**REQUIRED WORK:**
Would you copy out the whole listing exactly as given?

[start]

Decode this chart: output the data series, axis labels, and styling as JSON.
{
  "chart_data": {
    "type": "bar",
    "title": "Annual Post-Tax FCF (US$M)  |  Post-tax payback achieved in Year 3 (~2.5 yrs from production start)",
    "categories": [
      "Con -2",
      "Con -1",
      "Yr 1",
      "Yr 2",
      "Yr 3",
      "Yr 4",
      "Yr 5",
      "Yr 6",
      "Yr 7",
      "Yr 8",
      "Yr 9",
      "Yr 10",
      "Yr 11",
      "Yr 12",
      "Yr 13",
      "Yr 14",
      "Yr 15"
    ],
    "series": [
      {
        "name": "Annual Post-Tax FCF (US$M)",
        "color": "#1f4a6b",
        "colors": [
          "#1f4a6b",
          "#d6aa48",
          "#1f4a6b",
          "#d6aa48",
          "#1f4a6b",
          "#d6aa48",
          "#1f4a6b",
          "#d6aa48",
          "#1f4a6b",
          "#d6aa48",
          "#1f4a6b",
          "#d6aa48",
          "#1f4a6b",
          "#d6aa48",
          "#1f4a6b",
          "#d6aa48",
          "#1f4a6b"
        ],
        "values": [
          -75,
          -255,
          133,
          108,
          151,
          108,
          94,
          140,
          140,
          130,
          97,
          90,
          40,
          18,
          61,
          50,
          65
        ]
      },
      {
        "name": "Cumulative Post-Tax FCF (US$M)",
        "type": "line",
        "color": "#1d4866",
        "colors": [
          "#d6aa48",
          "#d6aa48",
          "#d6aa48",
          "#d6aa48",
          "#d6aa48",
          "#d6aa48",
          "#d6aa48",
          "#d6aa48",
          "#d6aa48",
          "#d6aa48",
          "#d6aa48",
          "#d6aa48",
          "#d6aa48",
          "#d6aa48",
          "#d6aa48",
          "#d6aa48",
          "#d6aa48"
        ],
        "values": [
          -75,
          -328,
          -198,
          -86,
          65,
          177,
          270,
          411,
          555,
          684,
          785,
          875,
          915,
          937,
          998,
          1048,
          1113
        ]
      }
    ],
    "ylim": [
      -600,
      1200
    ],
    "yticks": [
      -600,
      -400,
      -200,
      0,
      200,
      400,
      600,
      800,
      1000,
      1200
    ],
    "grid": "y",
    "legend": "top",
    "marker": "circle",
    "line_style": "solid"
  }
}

[end]

**FULL OUTPUT:**
Decode this chart: output the data series, axis labels, and styling as JSON.
{
  "chart_data": {
    "type": "bar",
    "title": "Annual Post-Tax FCF (US$M)  |  Post-tax payback achieved in Year 3 (~2.5 yrs from production start)",
    "categories": [
      "Con -2",
      "Con -1",
      "Yr 1",
      "Yr 2",
      "Yr 3",
      "Yr 4",
      "Yr 5",
      "Yr 6",
      "Yr 7",
      "Yr 8",
      "Yr 9",
      "Yr 10",
      "Yr 11",
      "Yr 12",
      "Yr 13",
      "Yr 14",
      "Yr 15"
    ],
    "series": [
      {
        "name": "Annual Post-Tax FCF (US$M)",
        "color": "#1f4a6b",
        "colors": [
          "#1f4a6b",
          "#d6aa48",
          "#1f4a6b",
          "#d6aa48",
          "#1f4a6b",
          "#d6aa48",
          "#1f4a6b",
          "#d6aa48",
          "#1f4a6b",
          "#d6aa48",
          "#1f4a6b",
          "#d6aa48",
          "#1f4a6b",
          "#d6aa48",
          "#1f4a6b",
          "#d6aa48",
          "#1f4a6b"
        ],
        "values": [
          -75,
          -255,
          133,
          108,
          151,
          108,
          94,
          140,
          140,
          130,
          97,
          90,
          40,
          18,
          61,
          50,
          65
        ]
      },
      {
        "name": "Cumulative Post-Tax FCF (US$M)",
        "type": "line",
        "color": "#1d4866",
        "colors": [
          "#d6aa48",
          "#d6aa48",
          "#d6aa48",
          "#d6aa48",
          "#d6aa48",
          "#d6aa48",
          "#d6aa48",
          "#d6aa48",
          "#d6aa48",
          "#d6aa48",
          "#d6aa48",
          "#d6aa48",
          "#d6aa48",
          "#d6aa48",
          "#d6aa48",
          "#d6aa48",
          "#d6aa48"
        ],
        "values": [
          -75,
          -328,
          -198,
          -86,
          65,
          177,
          270,
          411,
          555,
          684,
          785,
          875,
          915,
          937,
          998,
          1048,
          1113
        ]
      }
    ],
    "ylim": [
      -600,
      1200
    ],
    "yticks": [
      -600,
      -400,
      -200,
      0,
      200,
      400,
      600,
      800,
      1000,
      1200
    ],
    "grid": "y",
    "legend": "top",
    "marker": "circle",
    "line_style": "solid"
  }
}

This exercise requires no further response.